▶ _EXERCISE DIRECTIONS_: Search the material for the word "elit" and copy each line that holds it.

▶ _MATERIAL FOR THIS TASK_:
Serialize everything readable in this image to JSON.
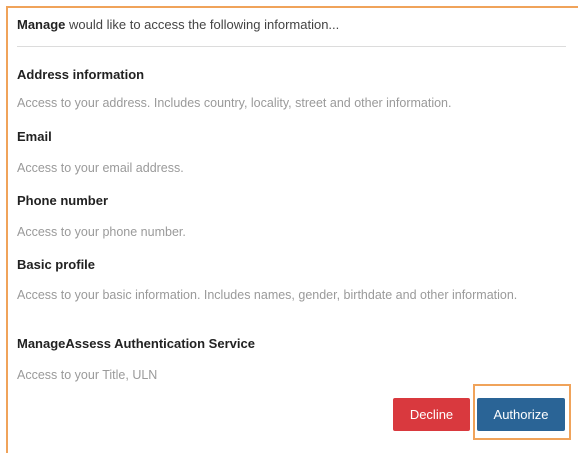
{
  "intro": {
    "app_name": "Manage",
    "text": " would like to access the following information..."
  },
  "sections": [
    {
      "title": "Address information",
      "description": "Access to your address. Includes country, locality, street and other information."
    },
    {
      "title": "Email",
      "description": "Access to your email address."
    },
    {
      "title": "Phone number",
      "description": "Access to your phone number."
    },
    {
      "title": "Basic profile",
      "description": "Access to your basic information. Includes names, gender, birthdate and other information."
    },
    {
      "title": "ManageAssess Authentication Service",
      "description": "Access to your Title, ULN"
    }
  ],
  "buttons": {
    "decline": "Decline",
    "authorize": "Authorize"
  },
  "colors": {
    "decline": "#d9393e",
    "authorize": "#2a6496",
    "highlight": "#f0a35a"
  }
}
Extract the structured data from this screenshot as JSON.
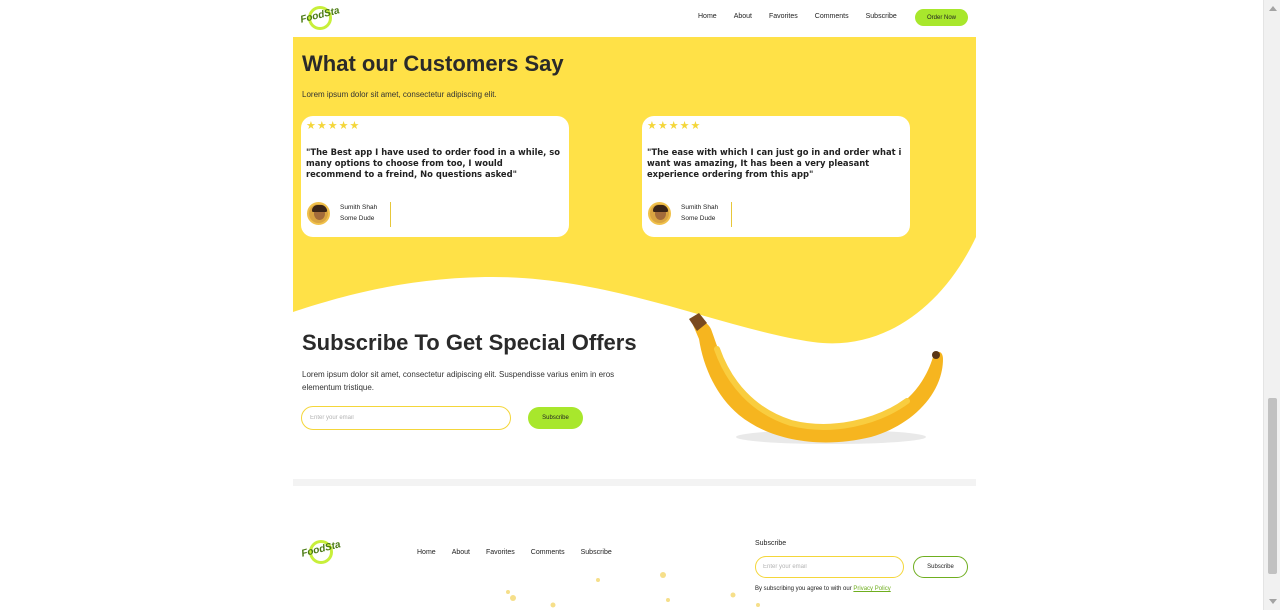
{
  "navbar": {
    "logo_text": "FoodSta",
    "links": [
      "Home",
      "About",
      "Favorites",
      "Comments",
      "Subscribe"
    ],
    "order_button": "Order Now"
  },
  "testimonials": {
    "title": "What our Customers Say",
    "subtitle": "Lorem ipsum dolor sit amet, consectetur adipiscing elit.",
    "cards": [
      {
        "stars": "★★★★★",
        "quote": "\"The Best app I have used to order food in a while, so many options to choose from too, I would recommend to a freind, No questions asked\"",
        "name": "Sumith Shah",
        "role": "Some Dude"
      },
      {
        "stars": "★★★★★",
        "quote": "\"The ease with which I can just go in and order what i want was amazing, It has been a very pleasant experience ordering from this app\"",
        "name": "Sumith Shah",
        "role": "Some Dude"
      }
    ]
  },
  "subscribe": {
    "title": "Subscribe To Get Special Offers",
    "text": "Lorem ipsum dolor sit amet, consectetur adipiscing elit. Suspendisse varius enim in eros elementum tristique.",
    "input_placeholder": "Enter your email",
    "button": "Subscribe"
  },
  "footer": {
    "logo_text": "FoodSta",
    "links": [
      "Home",
      "About",
      "Favorites",
      "Comments",
      "Subscribe"
    ],
    "subscribe_label": "Subscribe",
    "input_placeholder": "Enter your email",
    "button": "Subscribe",
    "note": "By subscribing you agree to with our ",
    "privacy_link": "Privacy Policy"
  },
  "colors": {
    "yellow": "#ffe147",
    "accent_green": "#a8e72c",
    "star": "#f4d63a"
  }
}
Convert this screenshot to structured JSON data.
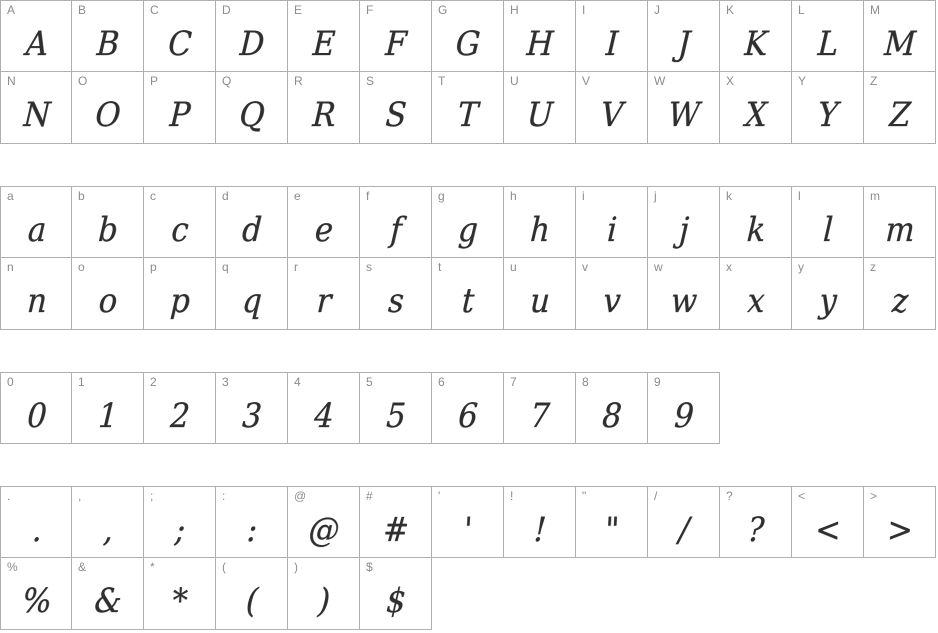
{
  "sheet": {
    "title": "Font specimen sheet",
    "colors": {
      "background": "#ffffff",
      "cell_border": "#b0b0b0",
      "label_text": "#8c8c8c",
      "glyph_text": "#2f2f2f"
    }
  },
  "sections": [
    {
      "id": "uppercase",
      "name": "uppercase-letters",
      "columns": 13,
      "rows": [
        [
          {
            "label": "A",
            "glyph": "A"
          },
          {
            "label": "B",
            "glyph": "B"
          },
          {
            "label": "C",
            "glyph": "C"
          },
          {
            "label": "D",
            "glyph": "D"
          },
          {
            "label": "E",
            "glyph": "E"
          },
          {
            "label": "F",
            "glyph": "F"
          },
          {
            "label": "G",
            "glyph": "G"
          },
          {
            "label": "H",
            "glyph": "H"
          },
          {
            "label": "I",
            "glyph": "I"
          },
          {
            "label": "J",
            "glyph": "J"
          },
          {
            "label": "K",
            "glyph": "K"
          },
          {
            "label": "L",
            "glyph": "L"
          },
          {
            "label": "M",
            "glyph": "M"
          }
        ],
        [
          {
            "label": "N",
            "glyph": "N"
          },
          {
            "label": "O",
            "glyph": "O"
          },
          {
            "label": "P",
            "glyph": "P"
          },
          {
            "label": "Q",
            "glyph": "Q"
          },
          {
            "label": "R",
            "glyph": "R"
          },
          {
            "label": "S",
            "glyph": "S"
          },
          {
            "label": "T",
            "glyph": "T"
          },
          {
            "label": "U",
            "glyph": "U"
          },
          {
            "label": "V",
            "glyph": "V"
          },
          {
            "label": "W",
            "glyph": "W"
          },
          {
            "label": "X",
            "glyph": "X"
          },
          {
            "label": "Y",
            "glyph": "Y"
          },
          {
            "label": "Z",
            "glyph": "Z"
          }
        ]
      ]
    },
    {
      "id": "lowercase",
      "name": "lowercase-letters",
      "columns": 13,
      "rows": [
        [
          {
            "label": "a",
            "glyph": "a"
          },
          {
            "label": "b",
            "glyph": "b"
          },
          {
            "label": "c",
            "glyph": "c"
          },
          {
            "label": "d",
            "glyph": "d"
          },
          {
            "label": "e",
            "glyph": "e"
          },
          {
            "label": "f",
            "glyph": "f"
          },
          {
            "label": "g",
            "glyph": "g"
          },
          {
            "label": "h",
            "glyph": "h"
          },
          {
            "label": "i",
            "glyph": "i"
          },
          {
            "label": "j",
            "glyph": "j"
          },
          {
            "label": "k",
            "glyph": "k"
          },
          {
            "label": "l",
            "glyph": "l"
          },
          {
            "label": "m",
            "glyph": "m"
          }
        ],
        [
          {
            "label": "n",
            "glyph": "n"
          },
          {
            "label": "o",
            "glyph": "o"
          },
          {
            "label": "p",
            "glyph": "p"
          },
          {
            "label": "q",
            "glyph": "q"
          },
          {
            "label": "r",
            "glyph": "r"
          },
          {
            "label": "s",
            "glyph": "s"
          },
          {
            "label": "t",
            "glyph": "t"
          },
          {
            "label": "u",
            "glyph": "u"
          },
          {
            "label": "v",
            "glyph": "v"
          },
          {
            "label": "w",
            "glyph": "w"
          },
          {
            "label": "x",
            "glyph": "x"
          },
          {
            "label": "y",
            "glyph": "y"
          },
          {
            "label": "z",
            "glyph": "z"
          }
        ]
      ]
    },
    {
      "id": "digits",
      "name": "numerals",
      "columns": 10,
      "rows": [
        [
          {
            "label": "0",
            "glyph": "0"
          },
          {
            "label": "1",
            "glyph": "1"
          },
          {
            "label": "2",
            "glyph": "2"
          },
          {
            "label": "3",
            "glyph": "3"
          },
          {
            "label": "4",
            "glyph": "4"
          },
          {
            "label": "5",
            "glyph": "5"
          },
          {
            "label": "6",
            "glyph": "6"
          },
          {
            "label": "7",
            "glyph": "7"
          },
          {
            "label": "8",
            "glyph": "8"
          },
          {
            "label": "9",
            "glyph": "9"
          }
        ]
      ]
    },
    {
      "id": "punctuation",
      "name": "punctuation-and-symbols",
      "columns": 13,
      "rows": [
        [
          {
            "label": ".",
            "glyph": "."
          },
          {
            "label": ",",
            "glyph": ","
          },
          {
            "label": ";",
            "glyph": ";"
          },
          {
            "label": ":",
            "glyph": ":"
          },
          {
            "label": "@",
            "glyph": "@"
          },
          {
            "label": "#",
            "glyph": "#"
          },
          {
            "label": "'",
            "glyph": "'"
          },
          {
            "label": "!",
            "glyph": "!"
          },
          {
            "label": "\"",
            "glyph": "\""
          },
          {
            "label": "/",
            "glyph": "/"
          },
          {
            "label": "?",
            "glyph": "?"
          },
          {
            "label": "<",
            "glyph": "<"
          },
          {
            "label": ">",
            "glyph": ">"
          }
        ],
        [
          {
            "label": "%",
            "glyph": "%"
          },
          {
            "label": "&",
            "glyph": "&"
          },
          {
            "label": "*",
            "glyph": "*"
          },
          {
            "label": "(",
            "glyph": "("
          },
          {
            "label": ")",
            "glyph": ")"
          },
          {
            "label": "$",
            "glyph": "$"
          }
        ]
      ]
    }
  ]
}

▶ _COMPLETED EXERCISE_:
    "subtitle": "Lorem ipsum dolor sit amet, consectetur adipiscing elit.",
    "text": "Lorem ipsum dolor sit amet, consectetur adipiscing elit. Suspendisse varius enim in eros elementum tristique.",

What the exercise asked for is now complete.